== Exercise instructions ==
Read the records and write them out again exactly.

-------------------------

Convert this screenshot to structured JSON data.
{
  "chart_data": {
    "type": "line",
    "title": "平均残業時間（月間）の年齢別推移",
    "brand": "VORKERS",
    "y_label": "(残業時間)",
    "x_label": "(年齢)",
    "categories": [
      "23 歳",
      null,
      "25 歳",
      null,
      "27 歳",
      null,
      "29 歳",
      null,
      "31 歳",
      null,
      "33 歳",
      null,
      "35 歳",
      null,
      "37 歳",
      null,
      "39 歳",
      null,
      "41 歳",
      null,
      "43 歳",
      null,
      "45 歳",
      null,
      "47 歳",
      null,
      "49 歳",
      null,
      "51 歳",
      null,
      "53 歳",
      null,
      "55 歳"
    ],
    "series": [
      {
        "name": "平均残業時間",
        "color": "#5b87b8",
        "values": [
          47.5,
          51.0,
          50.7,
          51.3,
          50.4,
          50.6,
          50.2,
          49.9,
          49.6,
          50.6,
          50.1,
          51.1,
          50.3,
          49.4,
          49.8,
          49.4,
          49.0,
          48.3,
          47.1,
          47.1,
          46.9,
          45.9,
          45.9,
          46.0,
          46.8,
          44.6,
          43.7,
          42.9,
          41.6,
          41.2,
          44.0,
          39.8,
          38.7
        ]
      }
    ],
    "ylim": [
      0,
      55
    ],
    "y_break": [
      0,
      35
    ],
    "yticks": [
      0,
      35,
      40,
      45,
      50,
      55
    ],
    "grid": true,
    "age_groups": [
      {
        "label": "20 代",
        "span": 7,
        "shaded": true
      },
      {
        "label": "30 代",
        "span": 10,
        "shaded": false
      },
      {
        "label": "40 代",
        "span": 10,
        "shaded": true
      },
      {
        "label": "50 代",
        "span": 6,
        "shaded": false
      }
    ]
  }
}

-------------------------

== Result ==
Convert this screenshot to structured JSON data.
{
  "chart_data": {
    "type": "line",
    "title": "平均残業時間（月間）の年齢別推移",
    "brand": "VORKERS",
    "y_label": "(残業時間)",
    "x_label": "(年齢)",
    "categories": [
      "23 歳",
      null,
      "25 歳",
      null,
      "27 歳",
      null,
      "29 歳",
      null,
      "31 歳",
      null,
      "33 歳",
      null,
      "35 歳",
      null,
      "37 歳",
      null,
      "39 歳",
      null,
      "41 歳",
      null,
      "43 歳",
      null,
      "45 歳",
      null,
      "47 歳",
      null,
      "49 歳",
      null,
      "51 歳",
      null,
      "53 歳",
      null,
      "55 歳"
    ],
    "series": [
      {
        "name": "平均残業時間",
        "color": "#5b87b8",
        "values": [
          47.5,
          51.0,
          50.7,
          51.3,
          50.4,
          50.6,
          50.2,
          49.9,
          49.6,
          50.6,
          50.1,
          51.1,
          50.3,
          49.4,
          49.8,
          49.4,
          49.0,
          48.3,
          47.1,
          47.1,
          46.9,
          45.9,
          45.9,
          46.0,
          46.8,
          44.6,
          43.7,
          42.9,
          41.6,
          41.2,
          44.0,
          39.8,
          38.7
        ]
      }
    ],
    "ylim": [
      0,
      55
    ],
    "y_break": [
      0,
      35
    ],
    "yticks": [
      0,
      35,
      40,
      45,
      50,
      55
    ],
    "grid": true,
    "age_groups": [
      {
        "label": "20 代",
        "span": 7,
        "shaded": true
      },
      {
        "label": "30 代",
        "span": 10,
        "shaded": false
      },
      {
        "label": "40 代",
        "span": 10,
        "shaded": true
      },
      {
        "label": "50 代",
        "span": 6,
        "shaded": false
      }
    ]
  }
}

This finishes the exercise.